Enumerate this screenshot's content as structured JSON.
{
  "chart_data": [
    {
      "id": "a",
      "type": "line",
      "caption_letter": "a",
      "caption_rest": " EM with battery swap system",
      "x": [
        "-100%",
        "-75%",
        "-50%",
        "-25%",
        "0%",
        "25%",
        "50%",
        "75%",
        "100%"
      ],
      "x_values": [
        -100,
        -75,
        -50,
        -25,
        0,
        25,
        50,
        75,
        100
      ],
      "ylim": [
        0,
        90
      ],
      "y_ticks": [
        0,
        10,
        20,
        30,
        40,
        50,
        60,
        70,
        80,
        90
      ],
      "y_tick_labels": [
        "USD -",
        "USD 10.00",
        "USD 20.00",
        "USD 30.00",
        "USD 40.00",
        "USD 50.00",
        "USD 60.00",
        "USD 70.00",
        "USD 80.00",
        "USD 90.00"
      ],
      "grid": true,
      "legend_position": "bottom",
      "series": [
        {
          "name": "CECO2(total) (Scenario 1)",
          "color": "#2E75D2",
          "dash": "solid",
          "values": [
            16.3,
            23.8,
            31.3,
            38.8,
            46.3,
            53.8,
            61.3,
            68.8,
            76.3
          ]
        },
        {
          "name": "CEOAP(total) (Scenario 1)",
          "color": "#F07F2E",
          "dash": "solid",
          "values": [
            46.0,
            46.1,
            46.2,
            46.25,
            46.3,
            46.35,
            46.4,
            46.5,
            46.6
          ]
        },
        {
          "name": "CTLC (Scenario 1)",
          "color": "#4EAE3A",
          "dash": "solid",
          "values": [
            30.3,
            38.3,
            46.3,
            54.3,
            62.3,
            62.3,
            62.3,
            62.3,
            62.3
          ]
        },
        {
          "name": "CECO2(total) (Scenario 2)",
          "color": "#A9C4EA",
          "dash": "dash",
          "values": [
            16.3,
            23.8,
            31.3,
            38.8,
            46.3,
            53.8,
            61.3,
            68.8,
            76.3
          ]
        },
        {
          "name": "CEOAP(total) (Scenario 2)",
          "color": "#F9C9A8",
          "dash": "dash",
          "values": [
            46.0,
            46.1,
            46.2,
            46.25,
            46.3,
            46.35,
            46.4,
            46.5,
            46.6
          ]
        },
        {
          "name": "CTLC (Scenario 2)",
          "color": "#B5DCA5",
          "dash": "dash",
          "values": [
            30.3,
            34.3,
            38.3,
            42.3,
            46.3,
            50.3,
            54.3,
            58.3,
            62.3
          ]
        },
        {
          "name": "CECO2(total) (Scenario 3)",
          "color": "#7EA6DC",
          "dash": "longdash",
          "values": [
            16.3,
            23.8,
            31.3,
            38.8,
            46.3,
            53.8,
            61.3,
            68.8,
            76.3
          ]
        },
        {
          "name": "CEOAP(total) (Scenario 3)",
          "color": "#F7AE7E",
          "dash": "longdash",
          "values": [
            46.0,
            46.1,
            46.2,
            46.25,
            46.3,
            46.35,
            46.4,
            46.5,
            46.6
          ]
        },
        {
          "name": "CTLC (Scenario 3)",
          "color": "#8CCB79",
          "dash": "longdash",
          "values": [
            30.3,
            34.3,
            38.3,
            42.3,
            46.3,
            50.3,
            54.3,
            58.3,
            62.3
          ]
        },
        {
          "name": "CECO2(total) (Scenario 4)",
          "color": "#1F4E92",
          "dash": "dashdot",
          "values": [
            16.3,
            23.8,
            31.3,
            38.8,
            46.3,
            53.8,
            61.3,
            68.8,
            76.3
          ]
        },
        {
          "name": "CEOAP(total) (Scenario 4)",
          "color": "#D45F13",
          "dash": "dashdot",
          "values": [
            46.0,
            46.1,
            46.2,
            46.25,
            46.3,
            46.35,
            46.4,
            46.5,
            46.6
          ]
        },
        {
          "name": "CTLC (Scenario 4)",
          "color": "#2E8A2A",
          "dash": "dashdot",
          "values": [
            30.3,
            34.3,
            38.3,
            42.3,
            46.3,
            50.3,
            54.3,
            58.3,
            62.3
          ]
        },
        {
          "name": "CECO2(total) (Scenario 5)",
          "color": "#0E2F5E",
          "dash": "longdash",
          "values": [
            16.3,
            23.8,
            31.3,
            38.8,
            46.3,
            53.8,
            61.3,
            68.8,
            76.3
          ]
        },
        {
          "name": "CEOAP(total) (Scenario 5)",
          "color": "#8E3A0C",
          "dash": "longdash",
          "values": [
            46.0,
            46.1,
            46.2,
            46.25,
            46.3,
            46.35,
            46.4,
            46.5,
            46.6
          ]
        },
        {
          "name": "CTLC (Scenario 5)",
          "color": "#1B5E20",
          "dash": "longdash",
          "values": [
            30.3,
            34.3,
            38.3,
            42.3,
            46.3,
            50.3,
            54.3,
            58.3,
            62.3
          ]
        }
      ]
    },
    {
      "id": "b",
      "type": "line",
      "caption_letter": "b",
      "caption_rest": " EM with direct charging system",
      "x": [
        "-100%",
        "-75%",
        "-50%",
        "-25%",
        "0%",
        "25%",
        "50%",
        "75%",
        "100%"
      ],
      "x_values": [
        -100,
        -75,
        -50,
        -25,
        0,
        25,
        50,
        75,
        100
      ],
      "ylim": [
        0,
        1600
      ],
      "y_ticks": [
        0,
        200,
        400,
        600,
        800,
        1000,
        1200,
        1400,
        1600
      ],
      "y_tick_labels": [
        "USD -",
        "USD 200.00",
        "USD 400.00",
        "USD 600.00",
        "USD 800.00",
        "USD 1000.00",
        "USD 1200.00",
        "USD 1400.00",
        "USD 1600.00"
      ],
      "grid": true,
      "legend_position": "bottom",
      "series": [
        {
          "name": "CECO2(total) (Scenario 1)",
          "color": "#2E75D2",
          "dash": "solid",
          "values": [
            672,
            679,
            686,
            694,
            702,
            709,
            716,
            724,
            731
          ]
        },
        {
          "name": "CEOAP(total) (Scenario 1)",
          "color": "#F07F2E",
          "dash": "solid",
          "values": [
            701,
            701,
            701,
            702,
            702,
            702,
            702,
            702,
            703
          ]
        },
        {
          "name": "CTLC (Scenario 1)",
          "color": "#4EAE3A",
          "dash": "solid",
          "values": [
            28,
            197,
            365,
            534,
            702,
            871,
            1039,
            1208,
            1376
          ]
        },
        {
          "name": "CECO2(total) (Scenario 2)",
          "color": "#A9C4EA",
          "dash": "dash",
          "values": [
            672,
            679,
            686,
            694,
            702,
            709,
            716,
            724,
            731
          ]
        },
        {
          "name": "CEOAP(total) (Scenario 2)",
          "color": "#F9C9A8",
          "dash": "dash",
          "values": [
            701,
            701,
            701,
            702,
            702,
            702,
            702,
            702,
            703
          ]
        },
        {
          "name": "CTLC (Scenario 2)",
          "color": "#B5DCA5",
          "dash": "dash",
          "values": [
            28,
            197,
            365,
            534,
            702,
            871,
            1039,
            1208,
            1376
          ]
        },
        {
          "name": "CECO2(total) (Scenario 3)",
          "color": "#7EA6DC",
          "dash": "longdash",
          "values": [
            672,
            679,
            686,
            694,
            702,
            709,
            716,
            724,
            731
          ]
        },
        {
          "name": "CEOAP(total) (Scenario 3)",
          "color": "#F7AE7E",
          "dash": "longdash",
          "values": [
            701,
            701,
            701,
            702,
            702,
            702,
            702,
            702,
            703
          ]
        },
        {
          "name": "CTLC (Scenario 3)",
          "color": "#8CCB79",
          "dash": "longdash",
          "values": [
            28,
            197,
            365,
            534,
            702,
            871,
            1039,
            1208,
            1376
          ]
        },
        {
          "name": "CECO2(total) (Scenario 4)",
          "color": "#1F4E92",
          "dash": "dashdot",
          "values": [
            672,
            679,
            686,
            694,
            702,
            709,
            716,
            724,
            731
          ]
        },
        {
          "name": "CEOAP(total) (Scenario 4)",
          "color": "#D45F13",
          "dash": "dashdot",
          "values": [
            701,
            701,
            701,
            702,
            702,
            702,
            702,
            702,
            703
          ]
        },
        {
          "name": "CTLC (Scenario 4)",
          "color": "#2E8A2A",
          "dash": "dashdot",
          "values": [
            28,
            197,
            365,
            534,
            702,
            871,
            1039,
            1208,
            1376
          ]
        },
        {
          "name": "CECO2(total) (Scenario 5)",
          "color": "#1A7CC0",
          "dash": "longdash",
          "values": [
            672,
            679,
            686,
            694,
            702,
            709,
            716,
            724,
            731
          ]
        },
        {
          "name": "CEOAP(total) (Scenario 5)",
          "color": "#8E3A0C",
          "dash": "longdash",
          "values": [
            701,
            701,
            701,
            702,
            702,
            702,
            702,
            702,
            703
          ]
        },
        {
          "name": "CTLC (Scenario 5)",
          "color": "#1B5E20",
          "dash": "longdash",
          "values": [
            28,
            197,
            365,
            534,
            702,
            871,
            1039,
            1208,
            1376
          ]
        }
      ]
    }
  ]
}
..............................
■ To do
Extract each line from the entries above that contains the string "with".

■ Problem solution
      "caption_rest": " EM with battery swap system",
      "caption_rest": " EM with direct charging system",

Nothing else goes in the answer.